======== Data supplied

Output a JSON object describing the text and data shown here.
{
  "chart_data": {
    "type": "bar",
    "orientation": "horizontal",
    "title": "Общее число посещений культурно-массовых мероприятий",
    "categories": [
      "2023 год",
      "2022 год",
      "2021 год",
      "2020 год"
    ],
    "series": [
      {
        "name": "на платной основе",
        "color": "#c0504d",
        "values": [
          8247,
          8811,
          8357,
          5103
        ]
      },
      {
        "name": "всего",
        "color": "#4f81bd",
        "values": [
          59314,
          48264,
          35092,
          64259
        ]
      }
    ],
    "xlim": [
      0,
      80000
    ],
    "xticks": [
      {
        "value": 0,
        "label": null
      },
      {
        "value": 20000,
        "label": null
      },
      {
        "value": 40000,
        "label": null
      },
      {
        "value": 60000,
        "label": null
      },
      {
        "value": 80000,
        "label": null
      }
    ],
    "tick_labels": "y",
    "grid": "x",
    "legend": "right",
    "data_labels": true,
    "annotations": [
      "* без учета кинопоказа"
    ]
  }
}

================
======== Data supplied

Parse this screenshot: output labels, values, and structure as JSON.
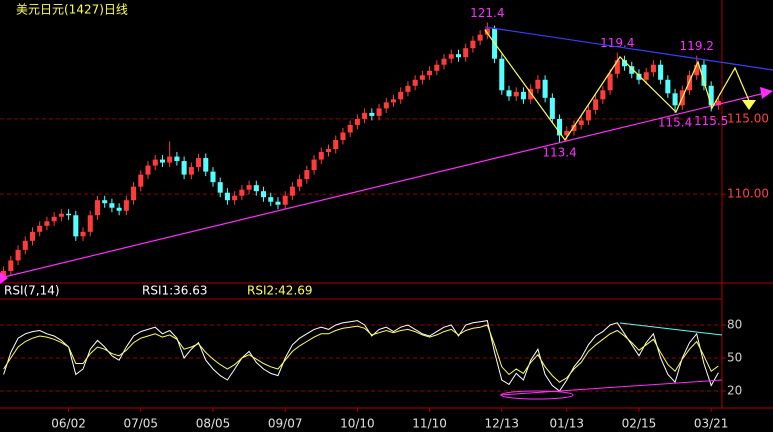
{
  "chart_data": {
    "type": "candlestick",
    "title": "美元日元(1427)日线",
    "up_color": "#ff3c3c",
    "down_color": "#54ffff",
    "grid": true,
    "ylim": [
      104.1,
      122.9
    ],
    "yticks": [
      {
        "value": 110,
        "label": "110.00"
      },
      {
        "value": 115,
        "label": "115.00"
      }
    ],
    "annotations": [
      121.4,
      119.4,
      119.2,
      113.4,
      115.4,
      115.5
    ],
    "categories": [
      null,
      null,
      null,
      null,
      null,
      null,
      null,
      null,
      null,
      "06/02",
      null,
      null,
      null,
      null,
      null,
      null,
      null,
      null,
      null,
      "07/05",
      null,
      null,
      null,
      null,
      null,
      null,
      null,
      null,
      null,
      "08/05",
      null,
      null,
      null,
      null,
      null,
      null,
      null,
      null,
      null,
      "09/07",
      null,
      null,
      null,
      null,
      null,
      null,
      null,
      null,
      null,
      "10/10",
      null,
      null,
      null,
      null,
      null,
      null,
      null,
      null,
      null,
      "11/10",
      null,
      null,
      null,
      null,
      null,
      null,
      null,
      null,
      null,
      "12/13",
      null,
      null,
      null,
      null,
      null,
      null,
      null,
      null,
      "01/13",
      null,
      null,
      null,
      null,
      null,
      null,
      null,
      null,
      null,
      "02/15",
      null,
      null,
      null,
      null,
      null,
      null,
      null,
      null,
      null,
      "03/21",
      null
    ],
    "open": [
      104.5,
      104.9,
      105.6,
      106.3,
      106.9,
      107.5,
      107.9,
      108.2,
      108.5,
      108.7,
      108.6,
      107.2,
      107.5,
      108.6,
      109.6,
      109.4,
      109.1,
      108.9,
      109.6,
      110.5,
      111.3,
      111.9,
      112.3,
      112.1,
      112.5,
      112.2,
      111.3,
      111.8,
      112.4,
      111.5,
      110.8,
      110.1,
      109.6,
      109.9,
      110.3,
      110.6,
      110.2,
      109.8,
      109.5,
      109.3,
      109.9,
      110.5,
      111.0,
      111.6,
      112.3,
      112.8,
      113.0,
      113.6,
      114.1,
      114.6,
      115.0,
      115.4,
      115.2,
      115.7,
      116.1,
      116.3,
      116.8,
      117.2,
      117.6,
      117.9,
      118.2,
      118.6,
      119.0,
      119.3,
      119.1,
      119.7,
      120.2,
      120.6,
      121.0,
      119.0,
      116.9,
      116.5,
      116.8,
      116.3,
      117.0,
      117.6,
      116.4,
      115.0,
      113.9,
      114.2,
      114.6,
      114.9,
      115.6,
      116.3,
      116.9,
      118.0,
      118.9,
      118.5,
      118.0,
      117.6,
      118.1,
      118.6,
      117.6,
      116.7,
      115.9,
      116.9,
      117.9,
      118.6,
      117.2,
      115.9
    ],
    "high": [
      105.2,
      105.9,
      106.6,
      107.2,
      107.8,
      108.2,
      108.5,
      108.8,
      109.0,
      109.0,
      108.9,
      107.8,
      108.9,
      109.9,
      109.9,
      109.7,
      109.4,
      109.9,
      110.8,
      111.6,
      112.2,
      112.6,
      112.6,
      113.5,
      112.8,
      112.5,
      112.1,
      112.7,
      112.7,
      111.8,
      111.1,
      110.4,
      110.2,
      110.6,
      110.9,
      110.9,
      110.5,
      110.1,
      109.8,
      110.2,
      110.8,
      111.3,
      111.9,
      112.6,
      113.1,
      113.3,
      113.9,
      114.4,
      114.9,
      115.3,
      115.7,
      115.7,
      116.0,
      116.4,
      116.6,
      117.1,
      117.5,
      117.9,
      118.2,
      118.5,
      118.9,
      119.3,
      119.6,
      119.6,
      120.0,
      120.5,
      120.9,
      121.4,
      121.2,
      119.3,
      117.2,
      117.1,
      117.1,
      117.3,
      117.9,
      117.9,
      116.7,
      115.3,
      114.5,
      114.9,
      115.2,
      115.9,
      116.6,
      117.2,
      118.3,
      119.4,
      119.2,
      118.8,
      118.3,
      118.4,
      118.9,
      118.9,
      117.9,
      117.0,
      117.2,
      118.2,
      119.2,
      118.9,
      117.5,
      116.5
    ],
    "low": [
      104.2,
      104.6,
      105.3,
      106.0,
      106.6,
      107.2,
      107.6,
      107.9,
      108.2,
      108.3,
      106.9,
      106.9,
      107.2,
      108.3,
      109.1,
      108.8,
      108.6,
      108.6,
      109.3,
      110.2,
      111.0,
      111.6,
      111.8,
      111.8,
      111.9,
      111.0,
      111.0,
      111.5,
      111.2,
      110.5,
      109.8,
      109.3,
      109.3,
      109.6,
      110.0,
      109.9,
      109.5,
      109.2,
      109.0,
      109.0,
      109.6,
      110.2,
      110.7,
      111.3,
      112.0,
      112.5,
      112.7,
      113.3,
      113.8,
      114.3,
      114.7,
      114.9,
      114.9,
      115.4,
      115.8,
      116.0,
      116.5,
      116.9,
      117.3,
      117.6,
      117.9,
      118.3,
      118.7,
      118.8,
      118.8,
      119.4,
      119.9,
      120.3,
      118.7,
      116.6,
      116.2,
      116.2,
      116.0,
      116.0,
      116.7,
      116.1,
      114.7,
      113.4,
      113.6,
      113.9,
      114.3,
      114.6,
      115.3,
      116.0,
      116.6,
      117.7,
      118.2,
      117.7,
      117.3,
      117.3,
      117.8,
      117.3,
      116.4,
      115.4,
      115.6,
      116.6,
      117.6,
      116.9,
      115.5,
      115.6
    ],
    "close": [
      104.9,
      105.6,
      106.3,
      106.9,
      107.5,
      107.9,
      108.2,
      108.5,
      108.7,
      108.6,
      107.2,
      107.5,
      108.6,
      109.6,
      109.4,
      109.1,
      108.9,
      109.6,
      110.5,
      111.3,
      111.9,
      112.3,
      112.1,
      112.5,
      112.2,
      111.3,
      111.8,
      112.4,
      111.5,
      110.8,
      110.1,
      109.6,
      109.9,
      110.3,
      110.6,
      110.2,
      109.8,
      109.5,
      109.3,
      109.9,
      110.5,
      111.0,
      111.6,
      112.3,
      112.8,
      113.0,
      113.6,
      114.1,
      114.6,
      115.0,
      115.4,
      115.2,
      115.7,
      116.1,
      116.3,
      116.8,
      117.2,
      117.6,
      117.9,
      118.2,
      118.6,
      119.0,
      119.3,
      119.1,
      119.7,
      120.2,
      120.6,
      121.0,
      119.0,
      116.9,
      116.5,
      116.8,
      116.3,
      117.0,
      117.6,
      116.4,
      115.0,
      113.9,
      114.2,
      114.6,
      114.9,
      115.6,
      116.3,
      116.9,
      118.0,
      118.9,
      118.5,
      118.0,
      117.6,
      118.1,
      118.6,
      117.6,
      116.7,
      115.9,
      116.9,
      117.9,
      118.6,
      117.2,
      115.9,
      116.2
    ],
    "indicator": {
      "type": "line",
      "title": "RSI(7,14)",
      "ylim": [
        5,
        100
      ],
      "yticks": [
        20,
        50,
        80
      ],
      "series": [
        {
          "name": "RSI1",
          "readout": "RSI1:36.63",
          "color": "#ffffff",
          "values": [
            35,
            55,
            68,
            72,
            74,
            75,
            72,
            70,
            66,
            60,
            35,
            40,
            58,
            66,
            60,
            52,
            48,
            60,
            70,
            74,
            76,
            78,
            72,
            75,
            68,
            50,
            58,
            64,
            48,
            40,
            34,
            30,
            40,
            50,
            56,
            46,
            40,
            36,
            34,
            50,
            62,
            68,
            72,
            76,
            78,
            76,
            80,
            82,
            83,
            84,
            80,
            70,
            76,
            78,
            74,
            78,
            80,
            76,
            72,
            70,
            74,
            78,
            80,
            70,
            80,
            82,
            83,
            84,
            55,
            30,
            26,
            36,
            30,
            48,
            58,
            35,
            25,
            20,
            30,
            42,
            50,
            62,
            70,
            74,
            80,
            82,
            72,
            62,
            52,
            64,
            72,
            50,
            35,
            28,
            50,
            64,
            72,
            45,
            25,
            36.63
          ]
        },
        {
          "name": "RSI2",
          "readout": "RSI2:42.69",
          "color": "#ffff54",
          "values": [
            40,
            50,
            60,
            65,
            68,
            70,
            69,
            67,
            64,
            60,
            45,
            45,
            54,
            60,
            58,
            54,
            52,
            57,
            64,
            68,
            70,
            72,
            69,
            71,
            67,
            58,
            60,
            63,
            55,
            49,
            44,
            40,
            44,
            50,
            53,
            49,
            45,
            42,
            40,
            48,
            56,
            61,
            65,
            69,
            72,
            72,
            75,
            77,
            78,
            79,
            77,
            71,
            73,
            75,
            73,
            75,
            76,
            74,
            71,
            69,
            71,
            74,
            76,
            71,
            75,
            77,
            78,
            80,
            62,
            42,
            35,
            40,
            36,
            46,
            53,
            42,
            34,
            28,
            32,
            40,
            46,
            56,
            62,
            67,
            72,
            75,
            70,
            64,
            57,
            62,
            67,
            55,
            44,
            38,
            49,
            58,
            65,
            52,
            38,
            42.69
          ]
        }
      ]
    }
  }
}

================

• Short problem
Write down every line of the data above that includes the string "JSON".

• Final answer
Output a JSON object describing the text and data shown here.
Parse this screenshot: output labels, values, and structure as JSON.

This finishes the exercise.